• **DATA PROVIDED**:
>> Start
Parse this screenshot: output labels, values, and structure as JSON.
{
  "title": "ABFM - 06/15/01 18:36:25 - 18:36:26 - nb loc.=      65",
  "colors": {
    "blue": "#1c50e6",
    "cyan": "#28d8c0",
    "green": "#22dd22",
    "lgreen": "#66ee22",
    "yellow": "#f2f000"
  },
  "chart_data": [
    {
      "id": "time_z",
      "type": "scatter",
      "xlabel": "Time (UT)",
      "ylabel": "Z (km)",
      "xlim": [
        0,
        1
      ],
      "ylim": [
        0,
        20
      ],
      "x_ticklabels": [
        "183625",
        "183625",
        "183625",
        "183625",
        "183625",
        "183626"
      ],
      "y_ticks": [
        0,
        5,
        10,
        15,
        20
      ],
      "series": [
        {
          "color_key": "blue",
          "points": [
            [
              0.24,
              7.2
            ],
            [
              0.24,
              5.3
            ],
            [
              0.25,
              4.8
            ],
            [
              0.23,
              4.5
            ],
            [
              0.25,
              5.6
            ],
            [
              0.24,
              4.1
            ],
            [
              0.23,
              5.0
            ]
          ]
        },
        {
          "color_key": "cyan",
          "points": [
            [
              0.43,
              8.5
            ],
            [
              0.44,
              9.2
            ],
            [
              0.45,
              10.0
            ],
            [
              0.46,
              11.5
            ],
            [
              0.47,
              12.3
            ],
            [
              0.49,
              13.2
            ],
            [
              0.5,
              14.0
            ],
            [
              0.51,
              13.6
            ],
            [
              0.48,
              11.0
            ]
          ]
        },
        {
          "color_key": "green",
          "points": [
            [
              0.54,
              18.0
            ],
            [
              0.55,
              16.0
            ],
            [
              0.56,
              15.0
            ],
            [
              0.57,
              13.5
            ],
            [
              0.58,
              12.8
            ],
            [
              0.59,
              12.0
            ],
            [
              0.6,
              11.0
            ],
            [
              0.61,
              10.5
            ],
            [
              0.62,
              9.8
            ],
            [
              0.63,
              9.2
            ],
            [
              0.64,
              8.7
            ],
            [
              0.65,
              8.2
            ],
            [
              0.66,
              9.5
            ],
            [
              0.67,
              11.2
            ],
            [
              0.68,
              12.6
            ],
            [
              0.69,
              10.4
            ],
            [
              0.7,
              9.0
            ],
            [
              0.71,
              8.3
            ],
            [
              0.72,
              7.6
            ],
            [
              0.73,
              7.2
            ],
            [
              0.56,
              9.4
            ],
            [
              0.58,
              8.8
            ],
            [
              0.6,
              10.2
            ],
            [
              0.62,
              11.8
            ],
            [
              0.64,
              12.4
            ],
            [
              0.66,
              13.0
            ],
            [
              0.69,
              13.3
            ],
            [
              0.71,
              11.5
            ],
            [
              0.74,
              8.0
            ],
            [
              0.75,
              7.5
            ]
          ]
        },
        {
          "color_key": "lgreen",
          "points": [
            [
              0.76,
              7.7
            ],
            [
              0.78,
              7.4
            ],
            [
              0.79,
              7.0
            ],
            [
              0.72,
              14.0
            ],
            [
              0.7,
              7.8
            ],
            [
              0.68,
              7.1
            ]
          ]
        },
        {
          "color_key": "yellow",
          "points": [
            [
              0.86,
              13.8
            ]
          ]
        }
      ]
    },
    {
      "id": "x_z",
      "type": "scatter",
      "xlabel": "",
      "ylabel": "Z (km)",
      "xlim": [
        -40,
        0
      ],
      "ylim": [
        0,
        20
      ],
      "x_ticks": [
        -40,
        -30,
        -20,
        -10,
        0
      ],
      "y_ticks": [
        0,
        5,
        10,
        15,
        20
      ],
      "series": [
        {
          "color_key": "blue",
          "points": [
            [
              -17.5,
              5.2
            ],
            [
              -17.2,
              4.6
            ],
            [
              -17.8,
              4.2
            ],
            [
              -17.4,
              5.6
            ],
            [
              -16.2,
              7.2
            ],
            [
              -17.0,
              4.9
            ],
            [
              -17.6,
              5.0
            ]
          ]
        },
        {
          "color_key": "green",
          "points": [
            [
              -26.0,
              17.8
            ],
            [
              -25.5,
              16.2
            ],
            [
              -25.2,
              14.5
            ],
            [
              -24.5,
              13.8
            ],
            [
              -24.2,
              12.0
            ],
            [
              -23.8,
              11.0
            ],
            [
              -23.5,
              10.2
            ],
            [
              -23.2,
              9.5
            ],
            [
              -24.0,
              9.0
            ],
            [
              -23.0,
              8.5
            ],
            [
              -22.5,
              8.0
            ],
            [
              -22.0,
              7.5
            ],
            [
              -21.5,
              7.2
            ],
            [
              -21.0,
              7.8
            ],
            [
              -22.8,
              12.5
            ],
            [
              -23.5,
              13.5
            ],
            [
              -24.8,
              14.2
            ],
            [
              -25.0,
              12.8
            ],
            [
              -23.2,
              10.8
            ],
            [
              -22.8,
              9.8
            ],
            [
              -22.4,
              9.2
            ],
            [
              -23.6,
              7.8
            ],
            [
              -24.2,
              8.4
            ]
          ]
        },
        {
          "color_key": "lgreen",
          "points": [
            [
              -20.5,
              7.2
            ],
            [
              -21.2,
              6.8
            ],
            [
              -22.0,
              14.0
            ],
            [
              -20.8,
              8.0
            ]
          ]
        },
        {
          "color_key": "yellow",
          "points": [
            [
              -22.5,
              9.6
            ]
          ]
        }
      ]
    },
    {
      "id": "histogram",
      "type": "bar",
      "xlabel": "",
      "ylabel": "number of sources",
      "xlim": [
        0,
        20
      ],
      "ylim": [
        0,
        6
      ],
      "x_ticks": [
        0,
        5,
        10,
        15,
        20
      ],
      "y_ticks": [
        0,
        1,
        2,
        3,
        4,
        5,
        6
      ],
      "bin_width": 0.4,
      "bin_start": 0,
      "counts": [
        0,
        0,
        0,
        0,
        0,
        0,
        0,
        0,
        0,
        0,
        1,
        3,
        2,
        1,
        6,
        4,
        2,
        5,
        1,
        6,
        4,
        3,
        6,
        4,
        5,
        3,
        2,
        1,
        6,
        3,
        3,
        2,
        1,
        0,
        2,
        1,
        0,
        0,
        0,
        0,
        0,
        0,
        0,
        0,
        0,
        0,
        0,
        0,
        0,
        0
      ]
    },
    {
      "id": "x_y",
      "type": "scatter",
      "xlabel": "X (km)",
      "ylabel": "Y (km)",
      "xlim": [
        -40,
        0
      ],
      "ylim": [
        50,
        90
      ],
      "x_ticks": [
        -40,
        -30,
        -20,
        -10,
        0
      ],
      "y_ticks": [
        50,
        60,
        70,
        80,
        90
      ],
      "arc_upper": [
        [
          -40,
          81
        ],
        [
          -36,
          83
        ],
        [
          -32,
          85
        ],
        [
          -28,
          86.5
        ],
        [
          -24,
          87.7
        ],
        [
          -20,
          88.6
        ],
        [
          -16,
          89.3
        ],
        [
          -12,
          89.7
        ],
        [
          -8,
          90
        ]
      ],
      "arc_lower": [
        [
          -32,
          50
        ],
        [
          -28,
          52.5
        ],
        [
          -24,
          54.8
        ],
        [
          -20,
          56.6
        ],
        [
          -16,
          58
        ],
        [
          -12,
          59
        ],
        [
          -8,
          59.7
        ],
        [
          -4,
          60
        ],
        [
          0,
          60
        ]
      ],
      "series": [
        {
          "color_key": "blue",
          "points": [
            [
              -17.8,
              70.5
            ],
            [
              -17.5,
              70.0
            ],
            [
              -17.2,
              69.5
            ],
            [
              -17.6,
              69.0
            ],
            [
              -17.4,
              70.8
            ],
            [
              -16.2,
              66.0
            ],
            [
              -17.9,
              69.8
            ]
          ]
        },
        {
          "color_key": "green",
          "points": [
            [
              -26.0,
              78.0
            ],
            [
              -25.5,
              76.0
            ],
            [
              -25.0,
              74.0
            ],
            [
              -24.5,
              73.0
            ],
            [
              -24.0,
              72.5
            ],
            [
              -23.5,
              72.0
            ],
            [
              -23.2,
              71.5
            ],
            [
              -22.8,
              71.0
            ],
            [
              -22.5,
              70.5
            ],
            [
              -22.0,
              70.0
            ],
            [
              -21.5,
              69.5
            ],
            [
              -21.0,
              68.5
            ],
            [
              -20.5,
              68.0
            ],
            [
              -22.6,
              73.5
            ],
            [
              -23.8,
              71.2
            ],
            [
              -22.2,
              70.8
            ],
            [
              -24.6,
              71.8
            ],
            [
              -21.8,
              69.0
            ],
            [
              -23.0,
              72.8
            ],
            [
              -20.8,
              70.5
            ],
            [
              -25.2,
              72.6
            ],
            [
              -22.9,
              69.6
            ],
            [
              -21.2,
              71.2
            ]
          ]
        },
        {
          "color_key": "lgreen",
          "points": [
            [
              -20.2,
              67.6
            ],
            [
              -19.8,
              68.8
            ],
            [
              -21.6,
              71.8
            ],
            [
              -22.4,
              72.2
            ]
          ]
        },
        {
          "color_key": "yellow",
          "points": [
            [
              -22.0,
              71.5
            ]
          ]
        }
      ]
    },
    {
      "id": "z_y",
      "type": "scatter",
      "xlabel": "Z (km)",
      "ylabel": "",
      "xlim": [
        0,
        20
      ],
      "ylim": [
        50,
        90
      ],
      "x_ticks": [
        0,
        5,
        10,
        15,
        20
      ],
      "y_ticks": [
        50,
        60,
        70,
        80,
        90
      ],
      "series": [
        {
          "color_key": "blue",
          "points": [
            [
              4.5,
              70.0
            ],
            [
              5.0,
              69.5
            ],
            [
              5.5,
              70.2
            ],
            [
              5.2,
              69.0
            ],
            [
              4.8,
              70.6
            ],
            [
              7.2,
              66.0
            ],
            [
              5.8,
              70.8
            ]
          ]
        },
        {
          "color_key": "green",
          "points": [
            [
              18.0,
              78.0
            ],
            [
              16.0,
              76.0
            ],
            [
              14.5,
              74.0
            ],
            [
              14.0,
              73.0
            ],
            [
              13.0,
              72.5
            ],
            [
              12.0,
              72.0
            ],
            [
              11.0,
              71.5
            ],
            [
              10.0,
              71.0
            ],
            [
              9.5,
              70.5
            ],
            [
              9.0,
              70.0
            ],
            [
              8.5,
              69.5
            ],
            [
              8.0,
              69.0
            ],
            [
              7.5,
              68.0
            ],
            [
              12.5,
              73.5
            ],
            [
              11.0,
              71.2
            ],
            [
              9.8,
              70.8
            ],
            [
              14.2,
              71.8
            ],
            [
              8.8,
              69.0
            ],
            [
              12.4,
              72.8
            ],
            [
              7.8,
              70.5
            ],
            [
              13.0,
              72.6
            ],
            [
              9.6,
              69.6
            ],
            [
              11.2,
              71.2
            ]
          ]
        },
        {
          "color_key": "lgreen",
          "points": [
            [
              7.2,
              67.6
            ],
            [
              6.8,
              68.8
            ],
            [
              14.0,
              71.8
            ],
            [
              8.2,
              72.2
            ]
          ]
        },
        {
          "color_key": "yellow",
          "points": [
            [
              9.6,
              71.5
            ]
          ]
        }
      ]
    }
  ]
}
>> End
Go through the material above and count the lines that include "xlabel". Give the number alone.

5